ÉNONCÉ A
Résume en deux phrases le texte sur l'emploi en France.
ÉNONCÉ B
Reprends le texte sur l'emploi en France après sa dernière phrase et poursuis-le.

TEXTE FOURNI
───
Comment doit-on envisager l’évolution de l’emploi en France dans les mois à venir, et ce, à la lumière des tendances économiques du moment ? Vaste question, d’autant que les signaux sont, sans être forcément contradictoires, pour le moins peu lisibles ; Christine Lagarde, au Grand Jury RTL-Le Monde (ici sur le Figaro) nous promet ainsi une fin d’année 2008 vraiment difficile, mais une conjoncture ragaillardie fin 2009 : « Le troisième trimestre ne sera pas bon et il est mathématiquement impossible que l'on atteigne 1,7 % sur l'ensemble de l'année. (...) On sera sans doute autour de 1 %. de croissance en 2008. » Et notre ministre de l’Economie de conclure prudemment : « On finira l'année 2009 mieux qu'on ne la commencera.» Une litote troublante, qui n’aura sans doute pas vertu à lever les inquiétudes...
Mais revenons à 2008 : est-ce une année noire ? Dixit un membre du conseil d’analyse économique de Matignon (à lire dans Les Echos) « il y a un consensus pour dire qu'aucun indicateur qui sort en ce moment n'est porteur de bonne nouvelle.» Exemple du jour : les mauvais chiffres de l’emploi aux Etats-Unis font baisser les places boursières européennes, en tout cas, d'après La Vie Financière.
Comment cela peut-il se traduire pour les créations d’emplois en France ? Les prévisions optimistes du gouvernement au début d’année ont laissé place à celles plus réalistes de l’Unedic (petit papier dans Libé) qui tablait sur 140 000 créations nette d’emploi sur l’année 2008. Finalement, on sera même en deça, vers 119 000... contre 322 000 en 2007 !
- Si l’on s’intéresse maintenant à l’emploi des cadres, on constate en revanche que les prévisions sont moins sombres.
Dans sa note trimestrielle, l’Apec (étude à télécharger via Le Petit Journal) fait état d’un taux de chômage proche du « plein emploi » avec 3,8%. La moitié des entreprises de plus de cent salariés auraient l’intention d’embaucher un ou plusieurs cadres. Cela s’explique bien sûr en grande partie par un début de pénurie des compétences.
Toujours d’après l’Apec et son président Gabriel Artero, l’Informatique reste le secteur-phare des embauches (92% des compagnies prévoient de recruter), suivi du secteur de la Banque et Assurance (70%) malgré une conjoncture plus difficile et la moitié des entreprises industrielles. Le secteur du Conseil est quant à lui en baisse (54% des entreprises pensent embaucher des cadres contre 70% en 2007) tandis que le secteur Commerce et Transport se montre tout à fait attentiste (24%) en raison bien sûr, du prix du pétrole et de la baisse du pouvoir d’achat des ménages.
───
Entrées du jeu de données
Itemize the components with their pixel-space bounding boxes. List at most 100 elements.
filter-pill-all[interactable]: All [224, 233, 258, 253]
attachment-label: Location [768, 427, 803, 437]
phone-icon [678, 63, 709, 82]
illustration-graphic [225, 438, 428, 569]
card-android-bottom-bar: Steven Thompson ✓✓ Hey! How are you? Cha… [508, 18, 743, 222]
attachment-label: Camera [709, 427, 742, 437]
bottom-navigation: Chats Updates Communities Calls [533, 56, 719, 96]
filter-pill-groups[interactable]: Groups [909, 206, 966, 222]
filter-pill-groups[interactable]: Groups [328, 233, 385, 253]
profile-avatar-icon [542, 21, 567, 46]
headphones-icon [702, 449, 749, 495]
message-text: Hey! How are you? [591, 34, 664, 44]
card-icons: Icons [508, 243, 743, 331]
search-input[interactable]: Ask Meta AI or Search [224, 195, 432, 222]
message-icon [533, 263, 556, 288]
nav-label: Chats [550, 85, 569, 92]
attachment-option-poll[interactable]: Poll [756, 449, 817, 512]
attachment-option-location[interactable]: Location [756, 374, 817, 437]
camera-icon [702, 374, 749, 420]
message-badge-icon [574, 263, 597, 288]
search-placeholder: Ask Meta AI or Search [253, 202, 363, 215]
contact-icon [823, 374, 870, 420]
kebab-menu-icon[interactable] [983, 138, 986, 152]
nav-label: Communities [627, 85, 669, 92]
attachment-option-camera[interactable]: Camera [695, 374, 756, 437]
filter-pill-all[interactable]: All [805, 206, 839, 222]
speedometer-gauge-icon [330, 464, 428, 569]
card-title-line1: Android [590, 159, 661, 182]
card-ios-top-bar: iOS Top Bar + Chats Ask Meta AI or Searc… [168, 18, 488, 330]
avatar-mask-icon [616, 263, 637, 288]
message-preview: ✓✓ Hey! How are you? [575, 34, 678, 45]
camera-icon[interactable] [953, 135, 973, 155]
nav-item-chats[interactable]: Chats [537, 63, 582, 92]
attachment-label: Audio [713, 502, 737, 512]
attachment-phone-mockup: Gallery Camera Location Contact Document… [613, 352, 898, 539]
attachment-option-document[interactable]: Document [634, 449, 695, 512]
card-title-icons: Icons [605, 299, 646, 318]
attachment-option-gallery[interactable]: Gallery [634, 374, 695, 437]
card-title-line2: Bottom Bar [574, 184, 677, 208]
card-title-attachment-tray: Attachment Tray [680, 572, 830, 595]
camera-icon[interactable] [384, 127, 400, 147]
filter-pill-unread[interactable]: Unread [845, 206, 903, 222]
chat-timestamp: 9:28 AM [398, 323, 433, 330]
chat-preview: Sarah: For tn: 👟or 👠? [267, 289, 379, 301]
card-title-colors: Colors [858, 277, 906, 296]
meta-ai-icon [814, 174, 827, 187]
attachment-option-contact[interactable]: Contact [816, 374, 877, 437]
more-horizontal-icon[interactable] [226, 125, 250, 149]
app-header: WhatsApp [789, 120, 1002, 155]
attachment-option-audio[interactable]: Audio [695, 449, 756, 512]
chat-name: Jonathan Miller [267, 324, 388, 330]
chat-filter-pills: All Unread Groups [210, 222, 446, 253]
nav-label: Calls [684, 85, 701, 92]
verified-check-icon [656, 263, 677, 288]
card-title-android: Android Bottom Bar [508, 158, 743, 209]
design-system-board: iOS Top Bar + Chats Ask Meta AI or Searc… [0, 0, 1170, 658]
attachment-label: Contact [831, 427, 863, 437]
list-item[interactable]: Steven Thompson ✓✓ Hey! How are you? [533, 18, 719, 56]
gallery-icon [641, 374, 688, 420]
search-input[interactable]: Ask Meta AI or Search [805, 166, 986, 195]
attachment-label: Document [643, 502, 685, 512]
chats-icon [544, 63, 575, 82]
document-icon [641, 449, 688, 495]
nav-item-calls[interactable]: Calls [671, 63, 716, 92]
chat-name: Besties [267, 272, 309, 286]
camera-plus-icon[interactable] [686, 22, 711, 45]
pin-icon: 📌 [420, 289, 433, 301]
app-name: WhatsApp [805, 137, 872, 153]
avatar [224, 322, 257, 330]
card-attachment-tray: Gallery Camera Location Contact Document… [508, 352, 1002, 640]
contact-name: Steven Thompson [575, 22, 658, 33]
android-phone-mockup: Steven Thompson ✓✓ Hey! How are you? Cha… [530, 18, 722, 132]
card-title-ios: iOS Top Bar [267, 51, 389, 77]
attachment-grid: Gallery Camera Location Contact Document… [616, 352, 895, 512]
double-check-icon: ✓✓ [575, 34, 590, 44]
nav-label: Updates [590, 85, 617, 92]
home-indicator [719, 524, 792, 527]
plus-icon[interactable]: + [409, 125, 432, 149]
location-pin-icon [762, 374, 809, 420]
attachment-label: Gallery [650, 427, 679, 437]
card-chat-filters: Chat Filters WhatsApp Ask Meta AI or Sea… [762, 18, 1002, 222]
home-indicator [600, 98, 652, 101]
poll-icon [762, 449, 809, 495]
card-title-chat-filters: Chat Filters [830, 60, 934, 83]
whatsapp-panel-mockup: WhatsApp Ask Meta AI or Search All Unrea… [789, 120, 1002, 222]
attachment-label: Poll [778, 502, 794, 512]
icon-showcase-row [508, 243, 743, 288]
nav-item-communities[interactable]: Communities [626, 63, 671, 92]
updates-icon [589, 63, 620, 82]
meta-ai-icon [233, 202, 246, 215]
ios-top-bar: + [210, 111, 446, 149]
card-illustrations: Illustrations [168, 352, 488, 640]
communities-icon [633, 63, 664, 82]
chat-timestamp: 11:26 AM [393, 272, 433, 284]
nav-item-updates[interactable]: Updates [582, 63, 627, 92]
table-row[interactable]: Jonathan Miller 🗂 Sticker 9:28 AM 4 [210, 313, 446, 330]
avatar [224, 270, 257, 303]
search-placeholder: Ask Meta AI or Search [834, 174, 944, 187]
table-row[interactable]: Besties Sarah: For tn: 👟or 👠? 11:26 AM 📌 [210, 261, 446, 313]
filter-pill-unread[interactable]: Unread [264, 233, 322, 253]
───
RÉPONSE ATTENDUE A
Les prévisions de créations nettes d'emploi en France pour 2008 ont été revues à la baisse, vers 119 000 contre 322 000 en 2007, alors qu'aucun indicateur ne porte de bonne nouvelle selon un membre du conseil d'analyse économique de Matignon. Les perspectives sont moins sombres pour les cadres : l'Apec relève un taux de chômage de 3,8 % et l'intention de la moitié des entreprises de plus de cent salariés d'en embaucher, l'Informatique restant le secteur-phare des recrutements.

RÉPONSE ATTENDUE B
Excepté ce dernier secteur, les prévisions restent - très - globalement encourageantes. Mais ce n’est pas pour autant le signe d’une économie saine et dynamique...
En effet, toujours selon l’enquête de l’Apec, 79% des employeurs expliquent que le motif de leur recrutement tient à des départs à la retraite, 47% indiquent qu’il s’agit de trouver un remplaçant ou une remplaçante à un cadre évoluant en mobilité interne. Quid de la recherche de nouvelles compétences, de la création de poste ex-nihilo ? Le secteur informatique sauve l’honneur, si l’on peut dire, mais on est loin, très loin, d’un marché de l’emploi vivifié par l’export et l’innovation tous azymuts.
- Terminons par un coup de gueule qui nous ramène à la douloureuse question de l’emploi des cadres seniors.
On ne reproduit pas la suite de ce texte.